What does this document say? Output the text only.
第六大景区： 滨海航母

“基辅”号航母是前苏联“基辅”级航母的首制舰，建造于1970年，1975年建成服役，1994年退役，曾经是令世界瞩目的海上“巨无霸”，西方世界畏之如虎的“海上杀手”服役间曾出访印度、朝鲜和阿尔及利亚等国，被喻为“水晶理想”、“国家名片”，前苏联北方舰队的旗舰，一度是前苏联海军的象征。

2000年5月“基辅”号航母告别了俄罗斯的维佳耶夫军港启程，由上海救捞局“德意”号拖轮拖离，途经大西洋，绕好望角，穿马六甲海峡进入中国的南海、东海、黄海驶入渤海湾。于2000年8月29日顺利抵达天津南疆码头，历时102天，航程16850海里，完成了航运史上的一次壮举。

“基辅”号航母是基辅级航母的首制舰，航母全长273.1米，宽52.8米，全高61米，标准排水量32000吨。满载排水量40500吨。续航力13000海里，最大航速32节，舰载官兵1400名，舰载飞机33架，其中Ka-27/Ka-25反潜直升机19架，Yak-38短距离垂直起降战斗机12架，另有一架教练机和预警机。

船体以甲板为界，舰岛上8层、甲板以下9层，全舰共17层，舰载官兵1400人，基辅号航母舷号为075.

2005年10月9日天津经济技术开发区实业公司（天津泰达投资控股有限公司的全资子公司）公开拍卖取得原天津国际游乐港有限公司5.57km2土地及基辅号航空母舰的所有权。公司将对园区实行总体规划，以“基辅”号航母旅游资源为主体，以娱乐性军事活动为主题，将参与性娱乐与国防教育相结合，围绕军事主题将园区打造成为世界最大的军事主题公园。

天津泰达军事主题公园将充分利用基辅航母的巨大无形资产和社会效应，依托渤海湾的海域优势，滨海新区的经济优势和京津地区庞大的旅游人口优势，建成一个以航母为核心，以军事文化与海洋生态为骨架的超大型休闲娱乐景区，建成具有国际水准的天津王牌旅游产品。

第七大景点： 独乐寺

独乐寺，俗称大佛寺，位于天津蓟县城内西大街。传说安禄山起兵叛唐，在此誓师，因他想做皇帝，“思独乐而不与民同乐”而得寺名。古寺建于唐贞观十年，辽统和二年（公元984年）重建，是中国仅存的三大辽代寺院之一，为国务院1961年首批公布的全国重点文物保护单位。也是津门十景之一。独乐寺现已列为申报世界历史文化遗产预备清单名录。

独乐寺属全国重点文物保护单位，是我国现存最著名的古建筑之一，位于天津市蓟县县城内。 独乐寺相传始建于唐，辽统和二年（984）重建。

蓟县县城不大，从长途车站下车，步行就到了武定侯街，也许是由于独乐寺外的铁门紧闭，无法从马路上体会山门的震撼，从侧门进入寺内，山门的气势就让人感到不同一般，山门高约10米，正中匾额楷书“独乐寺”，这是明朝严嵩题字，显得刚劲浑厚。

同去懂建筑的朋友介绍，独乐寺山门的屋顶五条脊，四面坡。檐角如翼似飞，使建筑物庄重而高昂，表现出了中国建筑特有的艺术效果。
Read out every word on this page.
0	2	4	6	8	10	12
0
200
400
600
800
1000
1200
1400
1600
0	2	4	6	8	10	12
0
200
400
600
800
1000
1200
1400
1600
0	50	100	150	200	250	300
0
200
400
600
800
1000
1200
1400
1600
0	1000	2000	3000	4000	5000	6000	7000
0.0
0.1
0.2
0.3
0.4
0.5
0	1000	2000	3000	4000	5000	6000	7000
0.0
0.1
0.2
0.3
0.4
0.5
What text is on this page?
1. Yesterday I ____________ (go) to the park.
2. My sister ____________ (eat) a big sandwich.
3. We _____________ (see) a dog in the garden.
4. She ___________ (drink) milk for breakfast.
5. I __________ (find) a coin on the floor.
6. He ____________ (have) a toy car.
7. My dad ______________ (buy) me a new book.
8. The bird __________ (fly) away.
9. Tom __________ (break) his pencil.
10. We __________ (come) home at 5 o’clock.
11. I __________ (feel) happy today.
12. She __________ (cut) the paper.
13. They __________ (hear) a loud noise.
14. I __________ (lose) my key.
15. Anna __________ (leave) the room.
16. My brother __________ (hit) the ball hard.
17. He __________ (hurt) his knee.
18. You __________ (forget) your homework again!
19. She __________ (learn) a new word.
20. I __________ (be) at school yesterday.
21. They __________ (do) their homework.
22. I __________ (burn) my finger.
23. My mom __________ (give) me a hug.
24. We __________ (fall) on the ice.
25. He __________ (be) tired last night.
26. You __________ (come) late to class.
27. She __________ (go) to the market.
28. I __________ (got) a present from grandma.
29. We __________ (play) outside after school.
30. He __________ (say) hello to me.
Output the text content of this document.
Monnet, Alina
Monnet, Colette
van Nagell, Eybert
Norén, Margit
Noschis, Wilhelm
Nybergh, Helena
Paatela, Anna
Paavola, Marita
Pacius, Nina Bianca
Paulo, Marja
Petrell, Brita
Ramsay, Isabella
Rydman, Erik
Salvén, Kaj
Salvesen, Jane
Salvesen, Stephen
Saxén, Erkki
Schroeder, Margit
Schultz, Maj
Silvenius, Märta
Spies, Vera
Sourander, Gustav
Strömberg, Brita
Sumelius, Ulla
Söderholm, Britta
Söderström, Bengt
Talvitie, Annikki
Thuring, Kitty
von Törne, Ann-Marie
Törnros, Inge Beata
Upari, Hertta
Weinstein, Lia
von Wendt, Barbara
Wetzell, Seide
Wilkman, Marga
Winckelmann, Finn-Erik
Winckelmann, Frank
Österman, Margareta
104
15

## PROBLEM DETAILS
Check each line of the records above for "text", and copy those that have it.

## ANSWER TO THE TASK
What does this document say? Output the text only.
What text is on this page?
Output the text content of this document.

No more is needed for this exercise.